* [Stored rows]:
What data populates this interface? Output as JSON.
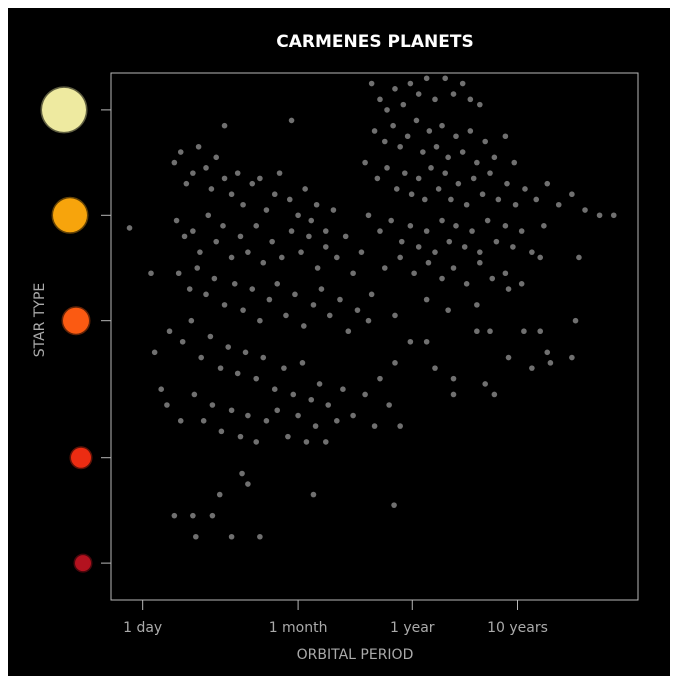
{
  "chart_data": {
    "type": "scatter",
    "title": "CARMENES PLANETS",
    "x_label": "ORBITAL PERIOD",
    "y_label": "STAR TYPE",
    "xscale": "log",
    "xlim": [
      0.5,
      51000
    ],
    "ylim": [
      0,
      10
    ],
    "xticks": [
      {
        "value": 1,
        "label": "1 day"
      },
      {
        "value": 30,
        "label": "1 month"
      },
      {
        "value": 365,
        "label": "1 year"
      },
      {
        "value": 3650,
        "label": "10 years"
      }
    ],
    "yticks": [
      9.3,
      7.3,
      5.3,
      2.7,
      0.7
    ],
    "ytick_colors": [
      "#eeeaa0",
      "#f7a40c",
      "#fb5a12",
      "#ec2c12",
      "#b3121f"
    ],
    "color": "#707070",
    "x": [
      0.75,
      1.2,
      1.3,
      1.5,
      2.0,
      3.0,
      4.6,
      3.2,
      7.0,
      13,
      8.8,
      10,
      5.4,
      42,
      245,
      26,
      6,
      2.0,
      2.3,
      2.6,
      3.0,
      3.4,
      4,
      4.5,
      5,
      6,
      7,
      8,
      9,
      11,
      13,
      15,
      18,
      20,
      25,
      30,
      35,
      40,
      45,
      55,
      65,
      2.1,
      2.5,
      3.0,
      3.5,
      4.2,
      5,
      5.8,
      7,
      8.5,
      10,
      12,
      14,
      17,
      21,
      26,
      32,
      38,
      46,
      55,
      70,
      85,
      100,
      120,
      2.2,
      2.8,
      3.3,
      4,
      4.8,
      6,
      7.5,
      9,
      11,
      13,
      16,
      19,
      23,
      28,
      34,
      42,
      50,
      60,
      75,
      90,
      110,
      140,
      1.8,
      2.4,
      2.9,
      3.6,
      4.4,
      5.5,
      6.5,
      8,
      9.5,
      12,
      14,
      18,
      22,
      27,
      33,
      40,
      48,
      58,
      80,
      100,
      130,
      160,
      1.7,
      2.3,
      3.1,
      3.8,
      4.6,
      5.6,
      7,
      8.5,
      10,
      12,
      15,
      19,
      24,
      30,
      36,
      44,
      55,
      70,
      220,
      280,
      150,
      180,
      210,
      250,
      300,
      350,
      420,
      500,
      600,
      750,
      900,
      1100,
      1300,
      1600,
      160,
      200,
      240,
      280,
      330,
      400,
      460,
      530,
      620,
      700,
      800,
      950,
      1100,
      1300,
      1500,
      1800,
      2200,
      2800,
      3400,
      130,
      170,
      210,
      260,
      310,
      360,
      420,
      480,
      550,
      650,
      750,
      850,
      1000,
      1200,
      1400,
      1700,
      2000,
      2400,
      2900,
      3500,
      4300,
      5500,
      7000,
      9000,
      12000,
      16000,
      22000,
      30000,
      140,
      180,
      230,
      290,
      350,
      420,
      500,
      600,
      700,
      820,
      950,
      1150,
      1350,
      1600,
      1900,
      2300,
      2800,
      3300,
      4000,
      5000,
      6500,
      200,
      280,
      380,
      520,
      700,
      900,
      1200,
      1600,
      2100,
      2800,
      4000,
      6000,
      150,
      250,
      500,
      800,
      1500,
      3000,
      13000,
      14000,
      350,
      500,
      1500,
      2000,
      4200,
      6000,
      5000,
      7000,
      3000,
      900,
      600,
      2200,
      1800,
      250,
      180,
      7500,
      12000,
      900
    ],
    "values": [
      7.06,
      6.2,
      4.7,
      4.0,
      1.6,
      1.6,
      1.6,
      1.2,
      1.2,
      1.2,
      2.4,
      2.2,
      2.0,
      2.0,
      1.8,
      9.1,
      9.0,
      8.3,
      8.5,
      7.9,
      8.1,
      8.6,
      8.2,
      7.8,
      8.4,
      8.0,
      7.7,
      8.1,
      7.5,
      7.9,
      8.0,
      7.4,
      7.7,
      8.1,
      7.6,
      7.3,
      7.8,
      7.2,
      7.5,
      7.0,
      7.4,
      7.2,
      6.9,
      7.0,
      6.6,
      7.3,
      6.8,
      7.1,
      6.5,
      6.9,
      6.6,
      7.1,
      6.4,
      6.8,
      6.5,
      7.0,
      6.6,
      6.9,
      6.3,
      6.7,
      6.5,
      6.9,
      6.2,
      6.6,
      6.2,
      5.9,
      6.3,
      5.8,
      6.1,
      5.6,
      6.0,
      5.5,
      5.9,
      5.3,
      5.7,
      6.0,
      5.4,
      5.8,
      5.2,
      5.6,
      5.9,
      5.4,
      5.7,
      5.1,
      5.5,
      5.3,
      5.1,
      4.9,
      5.3,
      4.6,
      5.0,
      4.4,
      4.8,
      4.3,
      4.7,
      4.2,
      4.6,
      4.0,
      4.4,
      3.9,
      4.5,
      3.8,
      4.1,
      3.7,
      4.0,
      3.5,
      3.9,
      3.3,
      3.7,
      3.4,
      3.9,
      3.4,
      3.7,
      3.2,
      3.6,
      3.1,
      3.5,
      3.0,
      3.4,
      3.6,
      3.1,
      3.5,
      3.0,
      3.3,
      3.0,
      3.4,
      3.7,
      3.3,
      9.8,
      9.5,
      9.3,
      9.7,
      9.4,
      9.8,
      9.6,
      9.9,
      9.5,
      9.9,
      9.6,
      9.8,
      9.5,
      9.4,
      8.9,
      8.7,
      9.0,
      8.6,
      8.8,
      9.1,
      8.5,
      8.9,
      8.6,
      9.0,
      8.4,
      8.8,
      8.5,
      8.9,
      8.3,
      8.7,
      8.4,
      8.8,
      8.3,
      8.3,
      8.0,
      8.2,
      7.8,
      8.1,
      7.7,
      8.0,
      7.6,
      8.2,
      7.8,
      8.1,
      7.6,
      7.9,
      7.5,
      8.0,
      7.7,
      8.1,
      7.6,
      7.9,
      7.5,
      7.8,
      7.6,
      7.9,
      7.5,
      7.7,
      7.4,
      7.3,
      7.3,
      7.3,
      7.0,
      7.2,
      6.8,
      7.1,
      6.7,
      7.0,
      6.6,
      7.2,
      6.8,
      7.1,
      6.7,
      7.0,
      6.6,
      7.2,
      6.8,
      7.1,
      6.7,
      7.0,
      6.6,
      7.1,
      6.3,
      6.5,
      6.2,
      6.4,
      6.1,
      6.3,
      6.0,
      6.4,
      6.1,
      6.2,
      6.0,
      6.5,
      5.8,
      5.4,
      5.7,
      5.5,
      5.6,
      5.9,
      5.3,
      6.5,
      4.9,
      4.9,
      5.1,
      5.1,
      5.1,
      5.1,
      4.4,
      4.7,
      4.6,
      4.2,
      4.4,
      3.9,
      4.1,
      4.5,
      4.2,
      4.5,
      4.6,
      3.9
    ]
  }
}
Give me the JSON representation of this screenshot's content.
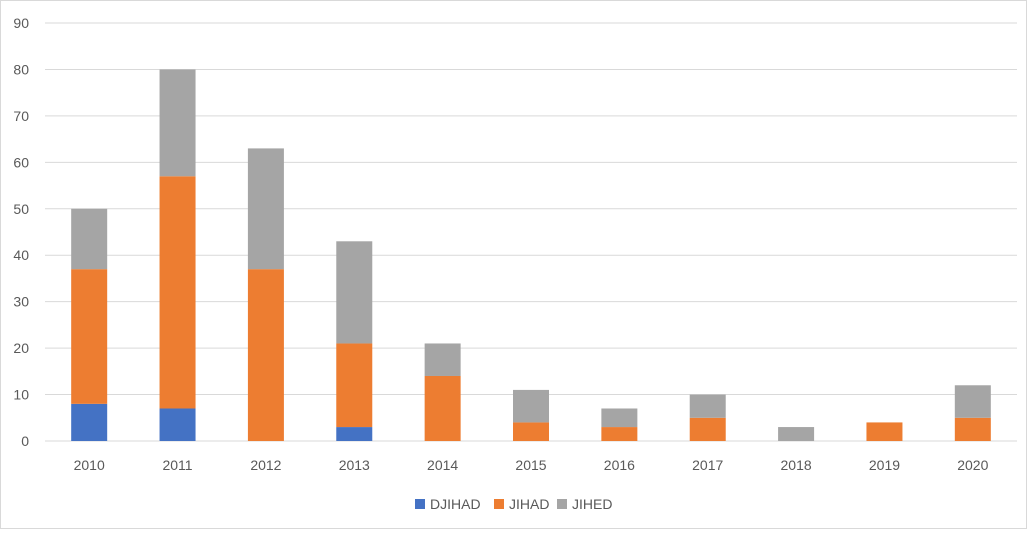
{
  "chart_data": {
    "type": "bar",
    "stacked": true,
    "title": "",
    "xlabel": "",
    "ylabel": "",
    "categories": [
      "2010",
      "2011",
      "2012",
      "2013",
      "2014",
      "2015",
      "2016",
      "2017",
      "2018",
      "2019",
      "2020"
    ],
    "series": [
      {
        "name": "DJIHAD",
        "color": "#4472c4",
        "values": [
          8,
          7,
          0,
          3,
          0,
          0,
          0,
          0,
          0,
          0,
          0
        ]
      },
      {
        "name": "JIHAD",
        "color": "#ed7d31",
        "values": [
          29,
          50,
          37,
          18,
          14,
          4,
          3,
          5,
          0,
          4,
          5
        ]
      },
      {
        "name": "JIHED",
        "color": "#a5a5a5",
        "values": [
          13,
          23,
          26,
          22,
          7,
          7,
          4,
          5,
          3,
          0,
          7
        ]
      }
    ],
    "ylim": [
      0,
      90
    ],
    "yticks": [
      0,
      10,
      20,
      30,
      40,
      50,
      60,
      70,
      80,
      90
    ],
    "grid": true,
    "gridline_color": "#d9d9d9",
    "legend_position": "bottom"
  }
}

* [Required task]: Only the number is required: the count of lines containing the word "JSON".

* [Response to this task]: 2